Every entry needs to be printed exactly, please.

--- AVAILABLE DATA ---
======
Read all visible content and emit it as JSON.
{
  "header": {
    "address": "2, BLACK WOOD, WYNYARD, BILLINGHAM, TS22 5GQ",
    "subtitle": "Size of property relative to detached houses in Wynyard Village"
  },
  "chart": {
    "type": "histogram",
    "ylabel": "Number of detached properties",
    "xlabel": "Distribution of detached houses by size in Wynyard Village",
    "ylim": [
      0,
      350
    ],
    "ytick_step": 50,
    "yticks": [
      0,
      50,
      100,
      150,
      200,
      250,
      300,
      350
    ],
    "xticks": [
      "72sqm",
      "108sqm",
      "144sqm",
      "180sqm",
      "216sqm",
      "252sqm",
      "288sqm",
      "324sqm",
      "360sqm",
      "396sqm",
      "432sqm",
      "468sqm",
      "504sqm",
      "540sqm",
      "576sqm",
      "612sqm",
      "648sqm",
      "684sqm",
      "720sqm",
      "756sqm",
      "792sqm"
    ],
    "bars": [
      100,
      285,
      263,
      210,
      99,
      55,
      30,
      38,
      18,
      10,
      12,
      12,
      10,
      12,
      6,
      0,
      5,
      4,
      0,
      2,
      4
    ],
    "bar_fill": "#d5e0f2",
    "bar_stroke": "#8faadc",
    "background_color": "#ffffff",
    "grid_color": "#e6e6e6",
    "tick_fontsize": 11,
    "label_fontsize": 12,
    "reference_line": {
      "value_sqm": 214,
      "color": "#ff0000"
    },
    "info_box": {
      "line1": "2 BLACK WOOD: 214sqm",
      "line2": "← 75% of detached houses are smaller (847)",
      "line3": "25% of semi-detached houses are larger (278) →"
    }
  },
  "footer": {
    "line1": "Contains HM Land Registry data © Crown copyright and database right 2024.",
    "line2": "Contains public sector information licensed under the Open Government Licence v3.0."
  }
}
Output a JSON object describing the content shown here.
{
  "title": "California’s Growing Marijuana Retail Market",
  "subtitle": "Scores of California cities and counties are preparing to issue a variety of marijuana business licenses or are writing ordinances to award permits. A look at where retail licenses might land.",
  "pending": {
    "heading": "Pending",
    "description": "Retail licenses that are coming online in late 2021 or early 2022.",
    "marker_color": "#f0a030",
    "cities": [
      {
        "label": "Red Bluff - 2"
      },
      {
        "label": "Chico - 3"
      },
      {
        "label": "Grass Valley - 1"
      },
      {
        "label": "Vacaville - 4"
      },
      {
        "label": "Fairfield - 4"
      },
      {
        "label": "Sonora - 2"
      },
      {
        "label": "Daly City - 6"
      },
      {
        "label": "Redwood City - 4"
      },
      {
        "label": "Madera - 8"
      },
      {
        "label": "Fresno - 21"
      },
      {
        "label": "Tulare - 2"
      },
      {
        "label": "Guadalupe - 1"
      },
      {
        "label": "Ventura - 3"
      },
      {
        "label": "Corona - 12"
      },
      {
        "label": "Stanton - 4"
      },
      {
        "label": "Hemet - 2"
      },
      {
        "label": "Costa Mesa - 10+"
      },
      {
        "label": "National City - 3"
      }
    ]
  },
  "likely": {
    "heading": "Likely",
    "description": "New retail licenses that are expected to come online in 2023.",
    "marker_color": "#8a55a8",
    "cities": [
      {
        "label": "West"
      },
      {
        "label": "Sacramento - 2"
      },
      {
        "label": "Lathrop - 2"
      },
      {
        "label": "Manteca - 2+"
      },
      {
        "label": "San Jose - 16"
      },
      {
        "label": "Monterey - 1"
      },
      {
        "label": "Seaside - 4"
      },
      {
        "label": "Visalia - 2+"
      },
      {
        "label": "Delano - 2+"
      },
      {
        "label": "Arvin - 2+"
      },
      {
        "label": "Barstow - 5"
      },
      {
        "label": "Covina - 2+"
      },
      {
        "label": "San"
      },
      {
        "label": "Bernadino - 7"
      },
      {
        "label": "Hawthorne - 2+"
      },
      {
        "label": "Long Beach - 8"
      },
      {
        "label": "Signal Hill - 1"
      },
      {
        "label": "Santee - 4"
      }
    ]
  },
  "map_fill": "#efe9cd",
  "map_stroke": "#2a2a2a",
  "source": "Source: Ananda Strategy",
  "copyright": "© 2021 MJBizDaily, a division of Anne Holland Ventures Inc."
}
======
--- REPLY TO THE EXERCISE ---
Read all visible content and emit it as JSON.
{
  "header": {
    "address": "2, BLACK WOOD, WYNYARD, BILLINGHAM, TS22 5GQ",
    "subtitle": "Size of property relative to detached houses in Wynyard Village"
  },
  "chart": {
    "type": "histogram",
    "ylabel": "Number of detached properties",
    "xlabel": "Distribution of detached houses by size in Wynyard Village",
    "ylim": [
      0,
      350
    ],
    "ytick_step": 50,
    "yticks": [
      0,
      50,
      100,
      150,
      200,
      250,
      300,
      350
    ],
    "xticks": [
      "72sqm",
      "108sqm",
      "144sqm",
      "180sqm",
      "216sqm",
      "252sqm",
      "288sqm",
      "324sqm",
      "360sqm",
      "396sqm",
      "432sqm",
      "468sqm",
      "504sqm",
      "540sqm",
      "576sqm",
      "612sqm",
      "648sqm",
      "684sqm",
      "720sqm",
      "756sqm",
      "792sqm"
    ],
    "bars": [
      100,
      285,
      263,
      210,
      99,
      55,
      30,
      38,
      18,
      10,
      12,
      12,
      10,
      12,
      6,
      0,
      5,
      4,
      0,
      2,
      4
    ],
    "bar_fill": "#d5e0f2",
    "bar_stroke": "#8faadc",
    "background_color": "#ffffff",
    "grid_color": "#e6e6e6",
    "tick_fontsize": 11,
    "label_fontsize": 12,
    "reference_line": {
      "value_sqm": 214,
      "color": "#ff0000"
    },
    "info_box": {
      "line1": "2 BLACK WOOD: 214sqm",
      "line2": "← 75% of detached houses are smaller (847)",
      "line3": "25% of semi-detached houses are larger (278) →"
    }
  },
  "footer": {
    "line1": "Contains HM Land Registry data © Crown copyright and database right 2024.",
    "line2": "Contains public sector information licensed under the Open Government Licence v3.0."
  }
}
Output a JSON object describing the content shown here.
{
  "title": "California’s Growing Marijuana Retail Market",
  "subtitle": "Scores of California cities and counties are preparing to issue a variety of marijuana business licenses or are writing ordinances to award permits. A look at where retail licenses might land.",
  "pending": {
    "heading": "Pending",
    "description": "Retail licenses that are coming online in late 2021 or early 2022.",
    "marker_color": "#f0a030",
    "cities": [
      {
        "label": "Red Bluff - 2"
      },
      {
        "label": "Chico - 3"
      },
      {
        "label": "Grass Valley - 1"
      },
      {
        "label": "Vacaville - 4"
      },
      {
        "label": "Fairfield - 4"
      },
      {
        "label": "Sonora - 2"
      },
      {
        "label": "Daly City - 6"
      },
      {
        "label": "Redwood City - 4"
      },
      {
        "label": "Madera - 8"
      },
      {
        "label": "Fresno - 21"
      },
      {
        "label": "Tulare - 2"
      },
      {
        "label": "Guadalupe - 1"
      },
      {
        "label": "Ventura - 3"
      },
      {
        "label": "Corona - 12"
      },
      {
        "label": "Stanton - 4"
      },
      {
        "label": "Hemet - 2"
      },
      {
        "label": "Costa Mesa - 10+"
      },
      {
        "label": "National City - 3"
      }
    ]
  },
  "likely": {
    "heading": "Likely",
    "description": "New retail licenses that are expected to come online in 2023.",
    "marker_color": "#8a55a8",
    "cities": [
      {
        "label": "West"
      },
      {
        "label": "Sacramento - 2"
      },
      {
        "label": "Lathrop - 2"
      },
      {
        "label": "Manteca - 2+"
      },
      {
        "label": "San Jose - 16"
      },
      {
        "label": "Monterey - 1"
      },
      {
        "label": "Seaside - 4"
      },
      {
        "label": "Visalia - 2+"
      },
      {
        "label": "Delano - 2+"
      },
      {
        "label": "Arvin - 2+"
      },
      {
        "label": "Barstow - 5"
      },
      {
        "label": "Covina - 2+"
      },
      {
        "label": "San"
      },
      {
        "label": "Bernadino - 7"
      },
      {
        "label": "Hawthorne - 2+"
      },
      {
        "label": "Long Beach - 8"
      },
      {
        "label": "Signal Hill - 1"
      },
      {
        "label": "Santee - 4"
      }
    ]
  },
  "map_fill": "#efe9cd",
  "map_stroke": "#2a2a2a",
  "source": "Source: Ananda Strategy",
  "copyright": "© 2021 MJBizDaily, a division of Anne Holland Ventures Inc."
}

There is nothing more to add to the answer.